[Problem to work on] Transcribe the whole listing without a single picture.

[Records shown]
++++

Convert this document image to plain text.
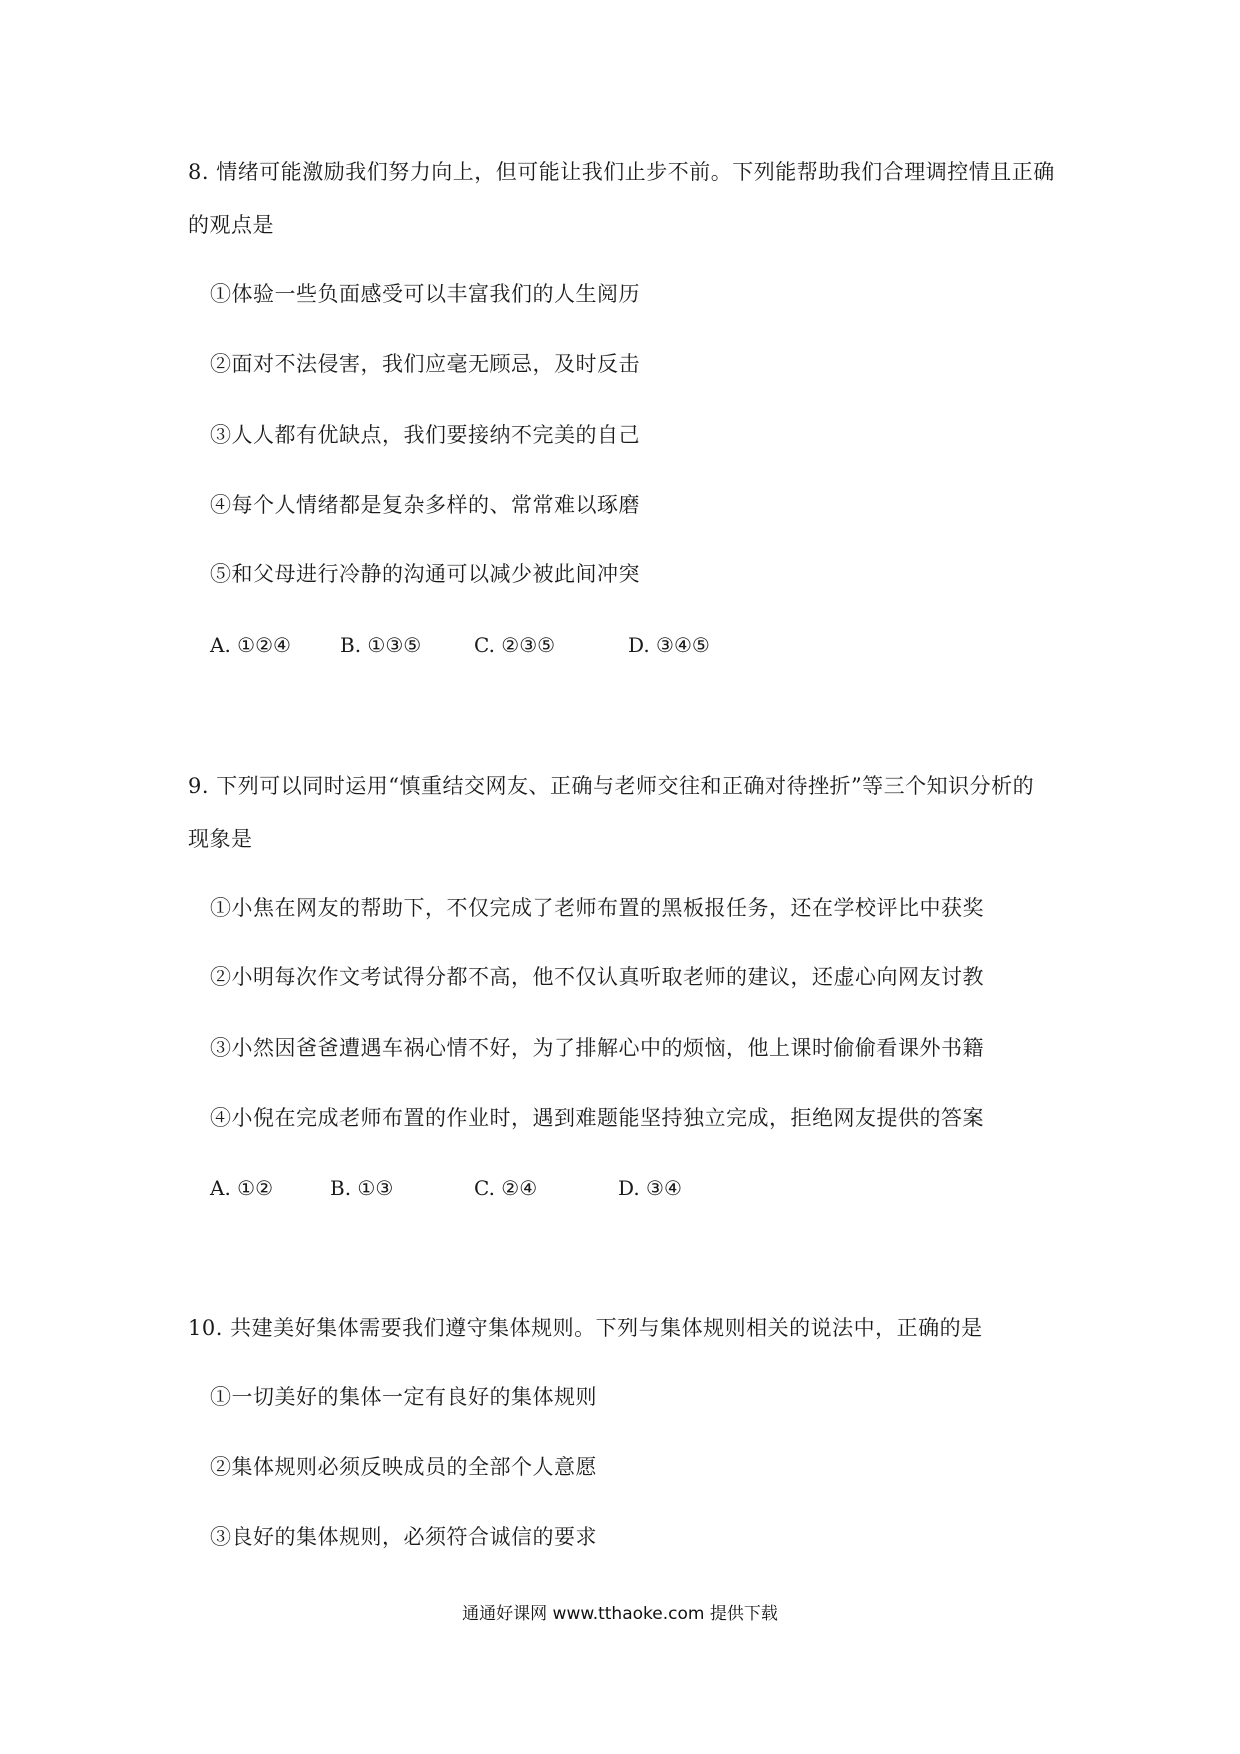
8. 情绪可能激励我们努力向上，但可能让我们止步不前。下列能帮助我们合理调控情且正确
的观点是
①体验一些负面感受可以丰富我们的人生阅历
②面对不法侵害，我们应毫无顾忌，及时反击
③人人都有优缺点，我们要接纳不完美的自己
④每个人情绪都是复杂多样的、常常难以琢磨
⑤和父母进行冷静的沟通可以减少被此间冲突
A. ①②④ B. ①③⑤	C. ②③⑤	D. ③④⑤
9. 下列可以同时运用“慎重结交网友、正确与老师交往和正确对待挫折”等三个知识分析的
现象是
①小焦在网友的帮助下，不仅完成了老师布置的黑板报任务，还在学校评比中获奖
②小明每次作文考试得分都不高，他不仅认真听取老师的建议，还虚心向网友讨教
③小然因爸爸遭遇车祸心情不好，为了排解心中的烦恼，他上课时偷偷看课外书籍
④小倪在完成老师布置的作业时，遇到难题能坚持独立完成，拒绝网友提供的答案
A. ①②	B. ①③	C. ②④	D. ③④
10. 共建美好集体需要我们遵守集体规则。下列与集体规则相关的说法中，正确的是
①一切美好的集体一定有良好的集体规则
②集体规则必须反映成员的全部个人意愿
③良好的集体规则，必须符合诚信的要求
通通好课网 www.tthaoke.com 提供下载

++++

[Full solution]
Convert this document image to plain text.
8. 情绪可能激励我们努力向上，但可能让我们止步不前。下列能帮助我们合理调控情且正确
的观点是
①体验一些负面感受可以丰富我们的人生阅历
②面对不法侵害，我们应毫无顾忌，及时反击
③人人都有优缺点，我们要接纳不完美的自己
④每个人情绪都是复杂多样的、常常难以琢磨
⑤和父母进行冷静的沟通可以减少被此间冲突
A. ①②④ B. ①③⑤	C. ②③⑤	D. ③④⑤
9. 下列可以同时运用“慎重结交网友、正确与老师交往和正确对待挫折”等三个知识分析的
现象是
①小焦在网友的帮助下，不仅完成了老师布置的黑板报任务，还在学校评比中获奖
②小明每次作文考试得分都不高，他不仅认真听取老师的建议，还虚心向网友讨教
③小然因爸爸遭遇车祸心情不好，为了排解心中的烦恼，他上课时偷偷看课外书籍
④小倪在完成老师布置的作业时，遇到难题能坚持独立完成，拒绝网友提供的答案
A. ①②	B. ①③	C. ②④	D. ③④
10. 共建美好集体需要我们遵守集体规则。下列与集体规则相关的说法中，正确的是
①一切美好的集体一定有良好的集体规则
②集体规则必须反映成员的全部个人意愿
③良好的集体规则，必须符合诚信的要求
通通好课网 www.tthaoke.com 提供下载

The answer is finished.